— Start —

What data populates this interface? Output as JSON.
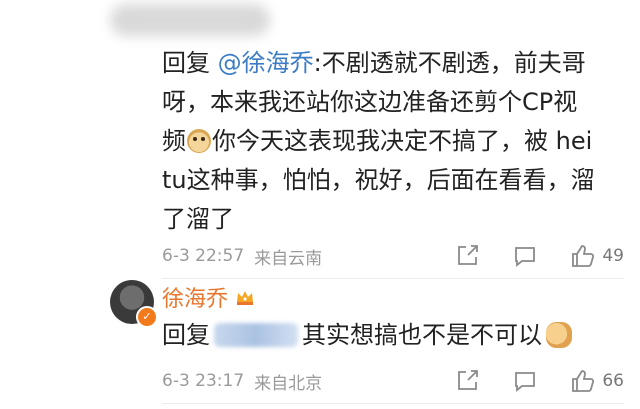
{
  "comment1": {
    "reply_prefix": "回复",
    "mention": "@徐海乔",
    "text_1": ":不剧透就不剧透，前夫哥",
    "text_2": "呀，本来我还站你这边准备还剪个CP视",
    "text_3a": "频",
    "text_3b": "你今天这表现我决定不搞了，被 hei",
    "text_4": "tu这种事，怕怕，祝好，后面在看看，溜",
    "text_5": "了溜了",
    "time": "6-3 22:57",
    "location": "来自云南",
    "likes": "49"
  },
  "comment2": {
    "username": "徐海乔",
    "reply_prefix": "回复",
    "text": "其实想搞也不是不可以",
    "time": "6-3 23:17",
    "location": "来自北京",
    "likes": "66"
  },
  "icons": {
    "share": "share-icon",
    "comment": "comment-icon",
    "like": "thumbs-up-icon"
  },
  "colors": {
    "mention": "#3c7cc6",
    "username": "#e8762c",
    "meta": "#9a9a9a"
  }
}
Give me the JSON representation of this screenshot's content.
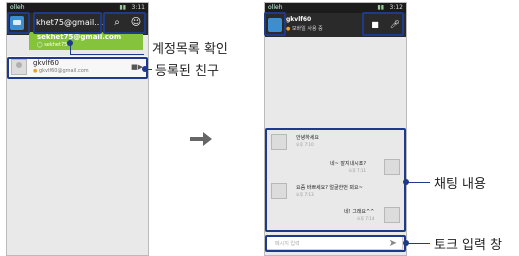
{
  "left_phone": {
    "status_carrier": "olleh",
    "status_time": "3:11",
    "account_label": "khet75@gmail....",
    "account_dropdown": {
      "email": "sekhet75@gmail.com",
      "sub": "sekhet75"
    },
    "contact": {
      "name": "gkvlf60",
      "status": "gkvlf60@gmail.com"
    }
  },
  "right_phone": {
    "status_carrier": "olleh",
    "status_time": "3:12",
    "header_title": "gkvlf60",
    "header_sub": "모바일 사용 중",
    "messages": [
      {
        "text": "안녕하세요",
        "time": "오후 7:10",
        "side": "left"
      },
      {
        "text": "네~ 잘지내시죠?",
        "time": "오후 7:11",
        "side": "right"
      },
      {
        "text": "요즘 바쁘세요? 얼굴한번 뵈요~",
        "time": "오후 7:13",
        "side": "left"
      },
      {
        "text": "네! 그래요^^",
        "time": "오후 7:14",
        "side": "right"
      }
    ],
    "input_placeholder": "메시지 입력"
  },
  "callouts": {
    "account_check": "계정목록 확인",
    "registered_friend": "등록된 친구",
    "chat_content": "채팅 내용",
    "talk_input": "토크 입력 창"
  },
  "colors": {
    "highlight": "#1e3a8a",
    "account_bar": "#86c33c",
    "app_icon": "#3b8fd1"
  }
}
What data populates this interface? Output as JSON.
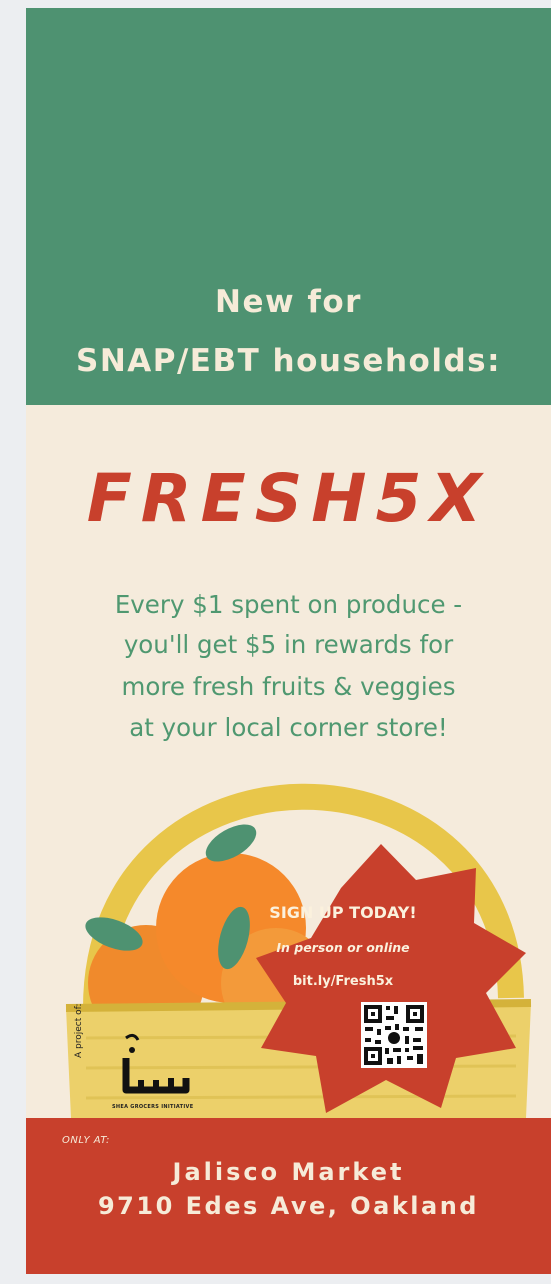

— End —

◆ DIRECTIVE:
Repeat the material verbatim. Do not carry over any picture.

◆ SOLUTION TO THIS EXERCISE:
What data populates this interface? Output as JSON.
{
  "comment1": {
    "reply_prefix": "回复",
    "mention": "@徐海乔",
    "text_1": ":不剧透就不剧透，前夫哥",
    "text_2": "呀，本来我还站你这边准备还剪个CP视",
    "text_3a": "频",
    "text_3b": "你今天这表现我决定不搞了，被 hei",
    "text_4": "tu这种事，怕怕，祝好，后面在看看，溜",
    "text_5": "了溜了",
    "time": "6-3 22:57",
    "location": "来自云南",
    "likes": "49"
  },
  "comment2": {
    "username": "徐海乔",
    "reply_prefix": "回复",
    "text": "其实想搞也不是不可以",
    "time": "6-3 23:17",
    "location": "来自北京",
    "likes": "66"
  },
  "icons": {
    "share": "share-icon",
    "comment": "comment-icon",
    "like": "thumbs-up-icon"
  },
  "colors": {
    "mention": "#3c7cc6",
    "username": "#e8762c",
    "meta": "#9a9a9a"
  }
}
Give me the JSON representation of this screenshot's content.
{
  "left_phone": {
    "status_carrier": "olleh",
    "status_time": "3:11",
    "account_label": "khet75@gmail....",
    "account_dropdown": {
      "email": "sekhet75@gmail.com",
      "sub": "sekhet75"
    },
    "contact": {
      "name": "gkvlf60",
      "status": "gkvlf60@gmail.com"
    }
  },
  "right_phone": {
    "status_carrier": "olleh",
    "status_time": "3:12",
    "header_title": "gkvlf60",
    "header_sub": "모바일 사용 중",
    "messages": [
      {
        "text": "안녕하세요",
        "time": "오후 7:10",
        "side": "left"
      },
      {
        "text": "네~ 잘지내시죠?",
        "time": "오후 7:11",
        "side": "right"
      },
      {
        "text": "요즘 바쁘세요? 얼굴한번 뵈요~",
        "time": "오후 7:13",
        "side": "left"
      },
      {
        "text": "네! 그래요^^",
        "time": "오후 7:14",
        "side": "right"
      }
    ],
    "input_placeholder": "메시지 입력"
  },
  "callouts": {
    "account_check": "계정목록 확인",
    "registered_friend": "등록된 친구",
    "chat_content": "채팅 내용",
    "talk_input": "토크 입력 창"
  },
  "colors": {
    "highlight": "#1e3a8a",
    "account_bar": "#86c33c",
    "app_icon": "#3b8fd1"
  }
}
What data populates this interface? Output as JSON.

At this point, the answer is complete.